Task instructions: Return each line of the records holding the string "their".

Recorded information:
···

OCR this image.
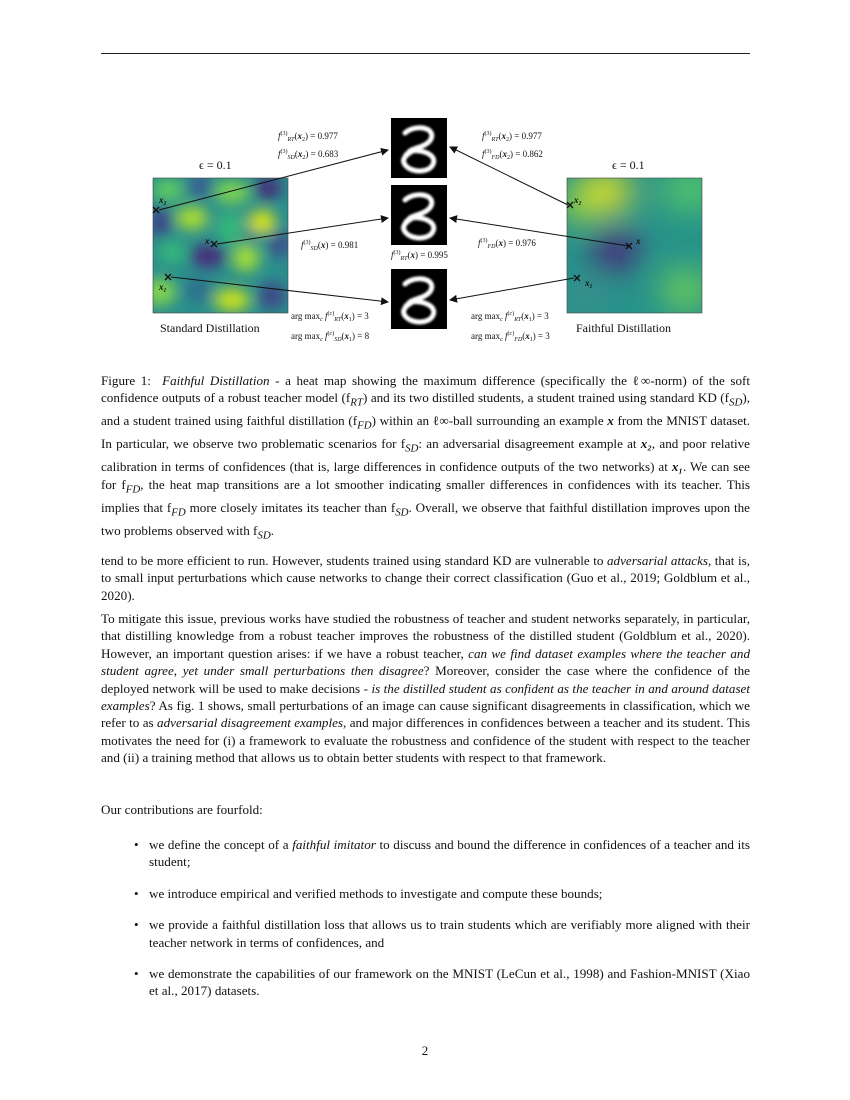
ϵ = 0.1	ϵ = 0.1
x₂
x
x₁
x₂
x
x₁
$f^{(3)}_{RT}(x_2) = 0.977$
$f^{(3)}_{SD}(x_2) = 0.683$
$f^{(3)}_{SD}(x) = 0.981$
$f^{(3)}_{RT}(x) = 0.995$
arg $\max_c f^{(c)}_{RT}(x_1) = 3$
arg $\max_c f^{(c)}_{SD}(x_1) = 8$
$f^{(3)}_{RT}(x_2) = 0.977$
$f^{(3)}_{FD}(x_2) = 0.862$
$f^{(3)}_{FD}(x) = 0.976$
arg $\max_c f^{(c)}_{RT}(x_1) = 3$
arg $\max_c f^{(c)}_{FD}(x_1) = 3$
Standard Distillation	Faithful Distillation
Figure 1: Faithful Distillation - a heat map showing the maximum difference (specifically the ℓ∞-norm) of the soft confidence outputs of a robust teacher model $(f_{RT})$ and its two distilled students, a student trained using standard KD $(f_{SD})$, and a student trained using faithful distillation $(f_{FD})$ within an ℓ∞-ball surrounding an example x from the MNIST dataset. In particular, we observe two problematic scenarios for $f_{SD}$: an adversarial disagreement example at x₂, and poor relative calibration in terms of confidences (that is, large differences in confidence outputs of the two networks) at x₁. We can see for $f_{FD}$, the heat map transitions are a lot smoother indicating smaller differences in confidences with its teacher. This implies that $f_{FD}$ more closely imitates its teacher than $f_{SD}$. Overall, we observe that faithful distillation improves upon the two problems observed with $f_{SD}$.

tend to be more efficient to run. However, students trained using standard KD are vulnerable to adversarial attacks, that is, to small input perturbations which cause networks to change their correct classification (Guo et al., 2019; Goldblum et al., 2020).

To mitigate this issue, previous works have studied the robustness of teacher and student networks separately, in particular, that distilling knowledge from a robust teacher improves the robustness of the distilled student (Goldblum et al., 2020). However, an important question arises: if we have a robust teacher, can we find dataset examples where the teacher and student agree, yet under small perturbations then disagree? Moreover, consider the case where the confidence of the deployed network will be used to make decisions - is the distilled student as confident as the teacher in and around dataset examples? As fig. 1 shows, small perturbations of an image can cause significant disagreements in classification, which we refer to as adversarial disagreement examples, and major differences in confidences between a teacher and its student. This motivates the need for (i) a framework to evaluate the robustness and confidence of the student with respect to the teacher and (ii) a training method that allows us to obtain better students with respect to that framework.

Our contributions are fourfold:

• we define the concept of a faithful imitator to discuss and bound the difference in confidences of a teacher and its student;
• we introduce empirical and verified methods to investigate and compute these bounds;
• we provide a faithful distillation loss that allows us to train students which are verifiably more aligned with their teacher network in terms of confidences, and
• we demonstrate the capabilities of our framework on the MNIST (LeCun et al., 1998) and Fashion-MNIST (Xiao et al., 2017) datasets.
2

···

Solution to this exercise:
tend to be more efficient to run. However, students trained using standard KD are vulnerable to adversarial attacks, that is, to small input perturbations which cause networks to change their correct classification (Guo et al., 2019; Goldblum et al., 2020).
• we provide a faithful distillation loss that allows us to train students which are verifiably more aligned with their teacher network in terms of confidences, and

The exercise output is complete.